STATED GOAL. Say how many lines contain "triangle", using only the number.
>> START ENTRIES PROVIDED
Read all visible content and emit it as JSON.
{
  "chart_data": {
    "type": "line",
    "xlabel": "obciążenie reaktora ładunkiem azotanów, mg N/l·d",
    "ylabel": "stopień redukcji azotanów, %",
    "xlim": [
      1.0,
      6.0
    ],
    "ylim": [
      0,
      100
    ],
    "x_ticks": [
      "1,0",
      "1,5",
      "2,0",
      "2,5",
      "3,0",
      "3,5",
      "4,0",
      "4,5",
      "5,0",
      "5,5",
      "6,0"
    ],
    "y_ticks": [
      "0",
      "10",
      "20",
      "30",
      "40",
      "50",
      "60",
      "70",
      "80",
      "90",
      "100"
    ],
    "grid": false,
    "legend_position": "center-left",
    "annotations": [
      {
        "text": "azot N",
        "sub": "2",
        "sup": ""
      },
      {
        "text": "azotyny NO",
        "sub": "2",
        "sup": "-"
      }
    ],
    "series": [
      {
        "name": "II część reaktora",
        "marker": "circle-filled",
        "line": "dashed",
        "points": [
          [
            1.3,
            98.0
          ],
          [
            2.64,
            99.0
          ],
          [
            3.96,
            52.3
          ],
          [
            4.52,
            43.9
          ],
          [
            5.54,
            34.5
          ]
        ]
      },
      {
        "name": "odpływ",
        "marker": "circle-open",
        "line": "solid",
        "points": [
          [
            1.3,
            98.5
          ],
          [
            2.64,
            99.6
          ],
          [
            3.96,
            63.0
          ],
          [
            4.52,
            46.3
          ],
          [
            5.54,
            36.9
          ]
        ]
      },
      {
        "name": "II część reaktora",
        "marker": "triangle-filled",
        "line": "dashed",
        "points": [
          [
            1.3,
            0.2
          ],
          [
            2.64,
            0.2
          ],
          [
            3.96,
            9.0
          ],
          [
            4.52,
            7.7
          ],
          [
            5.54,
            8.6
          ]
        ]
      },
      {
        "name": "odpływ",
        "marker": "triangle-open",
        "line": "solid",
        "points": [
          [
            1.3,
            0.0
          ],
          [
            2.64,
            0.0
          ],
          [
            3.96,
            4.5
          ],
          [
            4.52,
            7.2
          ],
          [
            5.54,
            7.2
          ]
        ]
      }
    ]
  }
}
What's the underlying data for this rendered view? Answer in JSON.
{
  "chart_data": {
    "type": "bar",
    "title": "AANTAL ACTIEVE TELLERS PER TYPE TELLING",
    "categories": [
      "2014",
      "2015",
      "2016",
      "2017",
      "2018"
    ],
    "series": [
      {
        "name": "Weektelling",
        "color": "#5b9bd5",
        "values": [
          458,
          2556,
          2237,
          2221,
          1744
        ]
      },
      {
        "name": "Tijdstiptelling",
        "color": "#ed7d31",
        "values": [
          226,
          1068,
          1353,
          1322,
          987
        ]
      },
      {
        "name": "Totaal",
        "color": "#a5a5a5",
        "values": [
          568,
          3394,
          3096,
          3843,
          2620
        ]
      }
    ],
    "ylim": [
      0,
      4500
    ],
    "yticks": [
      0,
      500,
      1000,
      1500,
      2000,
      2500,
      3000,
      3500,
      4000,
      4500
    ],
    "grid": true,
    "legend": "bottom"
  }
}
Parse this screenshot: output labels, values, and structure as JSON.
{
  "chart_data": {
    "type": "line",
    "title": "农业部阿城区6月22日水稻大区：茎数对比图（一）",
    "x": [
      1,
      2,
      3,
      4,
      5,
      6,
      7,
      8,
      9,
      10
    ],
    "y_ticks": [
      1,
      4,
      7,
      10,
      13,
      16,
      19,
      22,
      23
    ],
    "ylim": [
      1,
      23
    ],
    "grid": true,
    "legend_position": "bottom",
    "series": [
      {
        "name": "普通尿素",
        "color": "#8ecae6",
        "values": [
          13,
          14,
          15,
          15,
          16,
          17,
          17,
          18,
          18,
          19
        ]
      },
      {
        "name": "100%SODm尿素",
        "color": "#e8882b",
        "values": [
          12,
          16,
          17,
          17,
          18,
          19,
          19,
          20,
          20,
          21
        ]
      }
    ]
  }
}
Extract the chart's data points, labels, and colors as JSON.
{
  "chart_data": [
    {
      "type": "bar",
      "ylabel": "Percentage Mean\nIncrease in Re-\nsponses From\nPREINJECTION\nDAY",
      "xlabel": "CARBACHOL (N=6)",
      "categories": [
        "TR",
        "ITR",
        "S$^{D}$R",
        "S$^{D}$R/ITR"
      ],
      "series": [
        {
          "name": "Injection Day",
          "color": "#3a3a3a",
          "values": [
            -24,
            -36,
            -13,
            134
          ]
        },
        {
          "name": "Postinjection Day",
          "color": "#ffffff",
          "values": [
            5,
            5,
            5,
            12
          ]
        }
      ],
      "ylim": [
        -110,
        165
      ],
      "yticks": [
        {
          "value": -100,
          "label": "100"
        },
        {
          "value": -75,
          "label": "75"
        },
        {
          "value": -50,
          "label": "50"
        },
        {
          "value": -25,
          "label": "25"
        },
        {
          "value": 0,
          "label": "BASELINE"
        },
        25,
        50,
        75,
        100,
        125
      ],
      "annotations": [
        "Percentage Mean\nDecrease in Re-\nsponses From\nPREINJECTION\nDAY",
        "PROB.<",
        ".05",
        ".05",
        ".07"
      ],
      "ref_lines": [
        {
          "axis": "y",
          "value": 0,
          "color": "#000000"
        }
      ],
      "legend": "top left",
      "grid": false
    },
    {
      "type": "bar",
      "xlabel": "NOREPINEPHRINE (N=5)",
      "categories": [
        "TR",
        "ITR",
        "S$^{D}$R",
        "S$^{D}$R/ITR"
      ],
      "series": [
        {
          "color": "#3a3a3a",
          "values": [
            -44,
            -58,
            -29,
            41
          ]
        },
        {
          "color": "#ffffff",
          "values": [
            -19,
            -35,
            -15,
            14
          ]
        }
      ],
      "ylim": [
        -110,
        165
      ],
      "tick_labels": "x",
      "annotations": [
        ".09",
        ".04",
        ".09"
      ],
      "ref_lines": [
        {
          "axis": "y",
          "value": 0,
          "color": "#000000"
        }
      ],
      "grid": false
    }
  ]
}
>> END ENTRIES PROVIDED
RESPONSE. 2